**REQUIRED TASK:** Copy out the data below line for line with no changes, and leave the pictures out.
┌─ LISTING
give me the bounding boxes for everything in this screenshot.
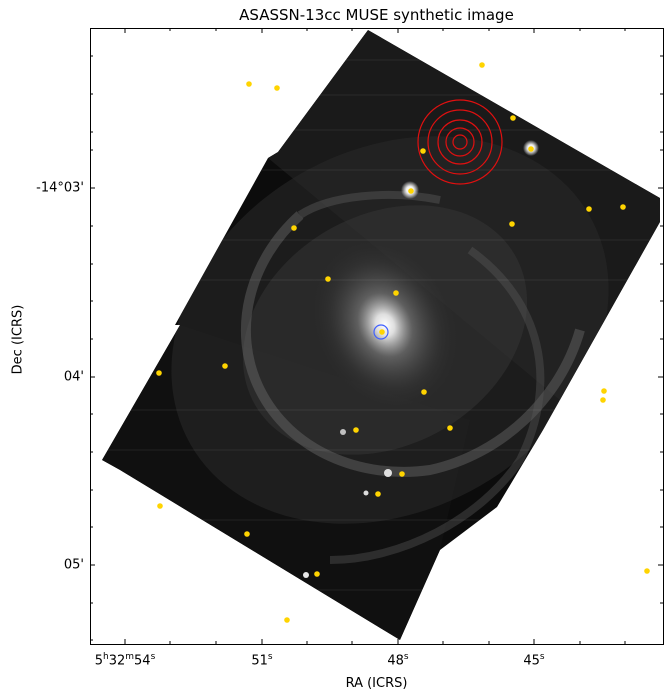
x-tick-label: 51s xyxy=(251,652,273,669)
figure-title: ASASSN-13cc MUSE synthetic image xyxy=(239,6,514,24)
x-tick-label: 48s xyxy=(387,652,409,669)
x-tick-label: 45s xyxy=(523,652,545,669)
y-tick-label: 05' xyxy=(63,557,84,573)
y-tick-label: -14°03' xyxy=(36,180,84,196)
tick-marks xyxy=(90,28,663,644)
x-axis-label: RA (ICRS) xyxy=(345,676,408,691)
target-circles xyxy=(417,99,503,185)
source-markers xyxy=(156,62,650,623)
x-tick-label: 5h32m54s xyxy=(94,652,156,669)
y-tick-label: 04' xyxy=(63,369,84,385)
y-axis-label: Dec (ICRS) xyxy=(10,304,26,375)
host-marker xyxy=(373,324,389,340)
└─
**THE OUTPUT:**
give me the bounding boxes for everything in this screenshot.
x-tick-label: 51s xyxy=(251,652,273,669)
figure-title: ASASSN-13cc MUSE synthetic image xyxy=(239,6,514,24)
x-tick-label: 48s xyxy=(387,652,409,669)
x-tick-label: 45s xyxy=(523,652,545,669)
y-tick-label: 05' xyxy=(63,557,84,573)
y-tick-label: -14°03' xyxy=(36,180,84,196)
tick-marks xyxy=(90,28,663,644)
x-axis-label: RA (ICRS) xyxy=(345,676,408,691)
target-circles xyxy=(417,99,503,185)
source-markers xyxy=(156,62,650,623)
x-tick-label: 5h32m54s xyxy=(94,652,156,669)
y-tick-label: 04' xyxy=(63,369,84,385)
y-axis-label: Dec (ICRS) xyxy=(10,304,26,375)
host-marker xyxy=(373,324,389,340)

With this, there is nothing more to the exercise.